WRITTEN REQUEST: Leave out the pictures and reproduce all of the data exactly.

DATA EXTRACT:
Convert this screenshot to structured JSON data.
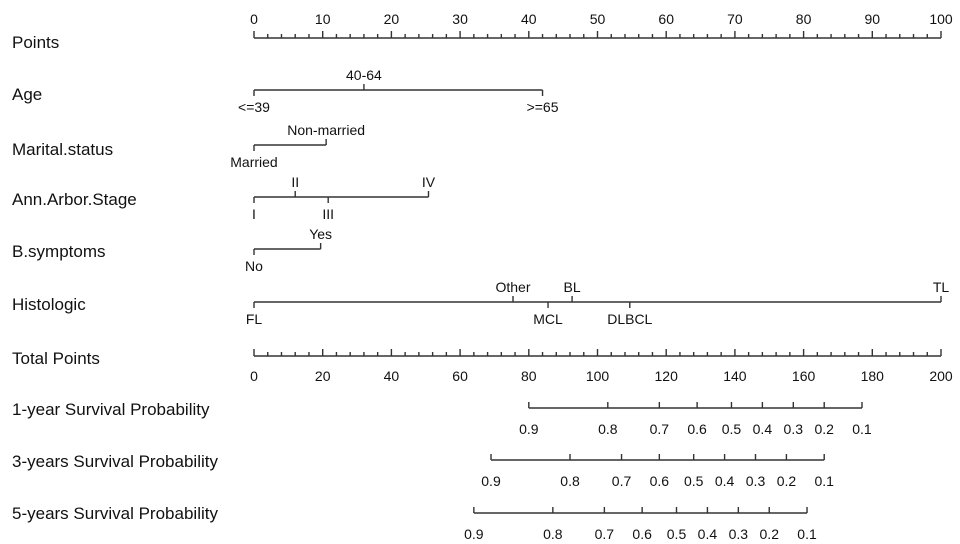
{
  "chart_data": {
    "type": "nomogram",
    "points_scale": {
      "label": "Points",
      "range": [
        0,
        100
      ],
      "major_ticks": [
        0,
        10,
        20,
        30,
        40,
        50,
        60,
        70,
        80,
        90,
        100
      ],
      "minor_step": 2
    },
    "variables": [
      {
        "name": "Age",
        "levels": [
          {
            "label": "<=39",
            "points": 0,
            "side": "below"
          },
          {
            "label": "40-64",
            "points": 16,
            "side": "above"
          },
          {
            "label": ">=65",
            "points": 42,
            "side": "below"
          }
        ]
      },
      {
        "name": "Marital.status",
        "levels": [
          {
            "label": "Married",
            "points": 0,
            "side": "below"
          },
          {
            "label": "Non-married",
            "points": 10.5,
            "side": "above"
          }
        ]
      },
      {
        "name": "Ann.Arbor.Stage",
        "levels": [
          {
            "label": "I",
            "points": 0,
            "side": "below"
          },
          {
            "label": "II",
            "points": 6,
            "side": "above"
          },
          {
            "label": "III",
            "points": 10.8,
            "side": "below"
          },
          {
            "label": "IV",
            "points": 25.4,
            "side": "above"
          }
        ]
      },
      {
        "name": "B.symptoms",
        "levels": [
          {
            "label": "No",
            "points": 0,
            "side": "below"
          },
          {
            "label": "Yes",
            "points": 9.7,
            "side": "above"
          }
        ]
      },
      {
        "name": "Histologic",
        "levels": [
          {
            "label": "FL",
            "points": 0,
            "side": "below"
          },
          {
            "label": "Other",
            "points": 37.7,
            "side": "above"
          },
          {
            "label": "MCL",
            "points": 42.8,
            "side": "below"
          },
          {
            "label": "BL",
            "points": 46.3,
            "side": "above"
          },
          {
            "label": "DLBCL",
            "points": 54.7,
            "side": "below"
          },
          {
            "label": "TL",
            "points": 100,
            "side": "above"
          }
        ]
      }
    ],
    "total_points_scale": {
      "label": "Total Points",
      "range": [
        0,
        200
      ],
      "major_ticks": [
        0,
        20,
        40,
        60,
        80,
        100,
        120,
        140,
        160,
        180,
        200
      ],
      "minor_step": 4
    },
    "survival_scales": [
      {
        "name": "1-year Survival Probability",
        "line_range_total_points": [
          80,
          177
        ],
        "ticks": [
          {
            "label": "0.9",
            "total_points": 80
          },
          {
            "label": "0.8",
            "total_points": 103
          },
          {
            "label": "0.7",
            "total_points": 118
          },
          {
            "label": "0.6",
            "total_points": 129
          },
          {
            "label": "0.5",
            "total_points": 139
          },
          {
            "label": "0.4",
            "total_points": 148
          },
          {
            "label": "0.3",
            "total_points": 157
          },
          {
            "label": "0.2",
            "total_points": 166
          },
          {
            "label": "0.1",
            "total_points": 177
          }
        ]
      },
      {
        "name": "3-years Survival Probability",
        "line_range_total_points": [
          69,
          166
        ],
        "ticks": [
          {
            "label": "0.9",
            "total_points": 69
          },
          {
            "label": "0.8",
            "total_points": 92
          },
          {
            "label": "0.7",
            "total_points": 107
          },
          {
            "label": "0.6",
            "total_points": 118
          },
          {
            "label": "0.5",
            "total_points": 128
          },
          {
            "label": "0.4",
            "total_points": 137
          },
          {
            "label": "0.3",
            "total_points": 146
          },
          {
            "label": "0.2",
            "total_points": 155
          },
          {
            "label": "0.1",
            "total_points": 166
          }
        ]
      },
      {
        "name": "5-years Survival Probability",
        "line_range_total_points": [
          64,
          161
        ],
        "ticks": [
          {
            "label": "0.9",
            "total_points": 64
          },
          {
            "label": "0.8",
            "total_points": 87
          },
          {
            "label": "0.7",
            "total_points": 102
          },
          {
            "label": "0.6",
            "total_points": 113
          },
          {
            "label": "0.5",
            "total_points": 123
          },
          {
            "label": "0.4",
            "total_points": 132
          },
          {
            "label": "0.3",
            "total_points": 141
          },
          {
            "label": "0.2",
            "total_points": 150
          },
          {
            "label": "0.1",
            "total_points": 161
          }
        ]
      }
    ]
  }
}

EXERCISE RESULT:
Convert this screenshot to structured JSON data.
{
  "chart_data": {
    "type": "nomogram",
    "points_scale": {
      "label": "Points",
      "range": [
        0,
        100
      ],
      "major_ticks": [
        0,
        10,
        20,
        30,
        40,
        50,
        60,
        70,
        80,
        90,
        100
      ],
      "minor_step": 2
    },
    "variables": [
      {
        "name": "Age",
        "levels": [
          {
            "label": "<=39",
            "points": 0,
            "side": "below"
          },
          {
            "label": "40-64",
            "points": 16,
            "side": "above"
          },
          {
            "label": ">=65",
            "points": 42,
            "side": "below"
          }
        ]
      },
      {
        "name": "Marital.status",
        "levels": [
          {
            "label": "Married",
            "points": 0,
            "side": "below"
          },
          {
            "label": "Non-married",
            "points": 10.5,
            "side": "above"
          }
        ]
      },
      {
        "name": "Ann.Arbor.Stage",
        "levels": [
          {
            "label": "I",
            "points": 0,
            "side": "below"
          },
          {
            "label": "II",
            "points": 6,
            "side": "above"
          },
          {
            "label": "III",
            "points": 10.8,
            "side": "below"
          },
          {
            "label": "IV",
            "points": 25.4,
            "side": "above"
          }
        ]
      },
      {
        "name": "B.symptoms",
        "levels": [
          {
            "label": "No",
            "points": 0,
            "side": "below"
          },
          {
            "label": "Yes",
            "points": 9.7,
            "side": "above"
          }
        ]
      },
      {
        "name": "Histologic",
        "levels": [
          {
            "label": "FL",
            "points": 0,
            "side": "below"
          },
          {
            "label": "Other",
            "points": 37.7,
            "side": "above"
          },
          {
            "label": "MCL",
            "points": 42.8,
            "side": "below"
          },
          {
            "label": "BL",
            "points": 46.3,
            "side": "above"
          },
          {
            "label": "DLBCL",
            "points": 54.7,
            "side": "below"
          },
          {
            "label": "TL",
            "points": 100,
            "side": "above"
          }
        ]
      }
    ],
    "total_points_scale": {
      "label": "Total Points",
      "range": [
        0,
        200
      ],
      "major_ticks": [
        0,
        20,
        40,
        60,
        80,
        100,
        120,
        140,
        160,
        180,
        200
      ],
      "minor_step": 4
    },
    "survival_scales": [
      {
        "name": "1-year Survival Probability",
        "line_range_total_points": [
          80,
          177
        ],
        "ticks": [
          {
            "label": "0.9",
            "total_points": 80
          },
          {
            "label": "0.8",
            "total_points": 103
          },
          {
            "label": "0.7",
            "total_points": 118
          },
          {
            "label": "0.6",
            "total_points": 129
          },
          {
            "label": "0.5",
            "total_points": 139
          },
          {
            "label": "0.4",
            "total_points": 148
          },
          {
            "label": "0.3",
            "total_points": 157
          },
          {
            "label": "0.2",
            "total_points": 166
          },
          {
            "label": "0.1",
            "total_points": 177
          }
        ]
      },
      {
        "name": "3-years Survival Probability",
        "line_range_total_points": [
          69,
          166
        ],
        "ticks": [
          {
            "label": "0.9",
            "total_points": 69
          },
          {
            "label": "0.8",
            "total_points": 92
          },
          {
            "label": "0.7",
            "total_points": 107
          },
          {
            "label": "0.6",
            "total_points": 118
          },
          {
            "label": "0.5",
            "total_points": 128
          },
          {
            "label": "0.4",
            "total_points": 137
          },
          {
            "label": "0.3",
            "total_points": 146
          },
          {
            "label": "0.2",
            "total_points": 155
          },
          {
            "label": "0.1",
            "total_points": 166
          }
        ]
      },
      {
        "name": "5-years Survival Probability",
        "line_range_total_points": [
          64,
          161
        ],
        "ticks": [
          {
            "label": "0.9",
            "total_points": 64
          },
          {
            "label": "0.8",
            "total_points": 87
          },
          {
            "label": "0.7",
            "total_points": 102
          },
          {
            "label": "0.6",
            "total_points": 113
          },
          {
            "label": "0.5",
            "total_points": 123
          },
          {
            "label": "0.4",
            "total_points": 132
          },
          {
            "label": "0.3",
            "total_points": 141
          },
          {
            "label": "0.2",
            "total_points": 150
          },
          {
            "label": "0.1",
            "total_points": 161
          }
        ]
      }
    ]
  }
}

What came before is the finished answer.